UNITED STATES of America, Plaintiff-Appellee,
Kirk E. BINTZLER, Defendant-Appellant.
United States Court of Appeals, Seventh Circuit.
Argued April 25, 1995.
Decided May 19, 1995.
56 F.3d 67
NOTICE: Seventh Circuit Rule 53(b)(2) states unpublished orders shall not be cited or used as precedent except to support a claim of res judicata, collateral estoppel or law of the case in any federal court within the circuit.
Before FLAUM, RIPPLE and KANNE, Circuit Judges.
Kirk E. Bintzler pleaded guilty to being a felon in possession of a firearm in violation of 18 U.S.C. Sec. 922(g), and was sentenced to 75 months in prison. On appeal Bintzler challenges the district court's two-level upward adjustment in his base sentencing offense level under U.S.S.G. Sec. 3C1.1 for obstruction of justice. He also challenges the district court's denial of a three-level downward adjustment in his base sentencing offense level under U.S.S.G. Sec. 3E1.1 for acceptance of responsibility. Because the district court properly determined Bintzler's sentence, we affirm its judgment.

EXERCISE DETAILS: Print the part of the appeals court order starting at "United States Court" and ending at "KANNE, Circuit Judges.". The records aren't needed for anything here.

STORED ROWS:

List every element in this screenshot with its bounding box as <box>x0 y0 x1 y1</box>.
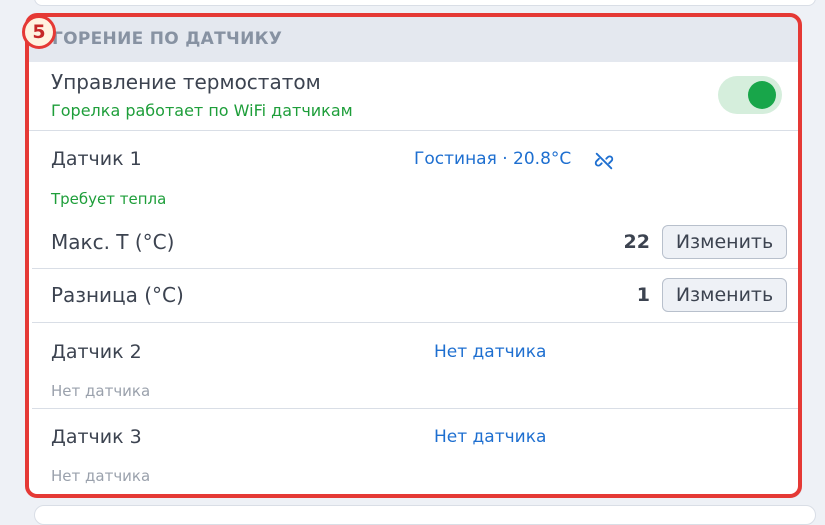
step-badge: 5 <box>22 15 56 49</box>
thermostat-status: Горелка работает по WiFi датчикам <box>51 101 353 120</box>
diff-label: Разница (°C) <box>51 283 184 307</box>
max-temp-value: 22 <box>623 231 650 253</box>
toggle-knob <box>748 81 776 109</box>
thermostat-toggle[interactable] <box>718 76 782 114</box>
unlink-icon[interactable] <box>593 150 615 172</box>
sensor3-status: Нет датчика <box>51 467 151 485</box>
sensor2-source-link[interactable]: Нет датчика <box>434 342 546 362</box>
burner-sensor-card: ГОРЕНИЕ ПО ДАТЧИКУ Управление термостато… <box>28 16 801 497</box>
sensor2-status: Нет датчика <box>51 382 151 400</box>
sensor1-label: Датчик 1 <box>51 148 142 170</box>
divider <box>32 408 801 409</box>
sensor1-source-link[interactable]: Гостиная · 20.8°C <box>414 149 571 169</box>
divider <box>32 322 801 323</box>
previous-card-edge <box>34 0 816 6</box>
divider <box>28 130 801 131</box>
sensor1-status: Требует тепла <box>51 190 167 208</box>
sensor3-source-link[interactable]: Нет датчика <box>434 427 546 447</box>
thermostat-label: Управление термостатом <box>51 70 321 94</box>
next-card-edge <box>34 505 816 525</box>
max-temp-label: Макс. Т (°C) <box>51 230 175 254</box>
sensor3-label: Датчик 3 <box>51 426 142 448</box>
diff-value: 1 <box>636 284 650 306</box>
divider <box>32 268 801 269</box>
card-header: ГОРЕНИЕ ПО ДАТЧИКУ <box>28 16 801 62</box>
diff-change-button[interactable]: Изменить <box>662 278 787 312</box>
card-title: ГОРЕНИЕ ПО ДАТЧИКУ <box>52 29 283 49</box>
sensor2-label: Датчик 2 <box>51 341 142 363</box>
max-temp-change-button[interactable]: Изменить <box>662 225 787 259</box>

ANSWER FOR THE TASK:
United States Court of Appeals, Seventh Circuit.
Argued April 25, 1995.
Decided May 19, 1995.
56 F.3d 67
NOTICE: Seventh Circuit Rule 53(b)(2) states unpublished orders shall not be cited or used as precedent except to support a claim of res judicata, collateral estoppel or law of the case in any federal court within the circuit.
Before FLAUM, RIPPLE and KANNE, Circuit Judges.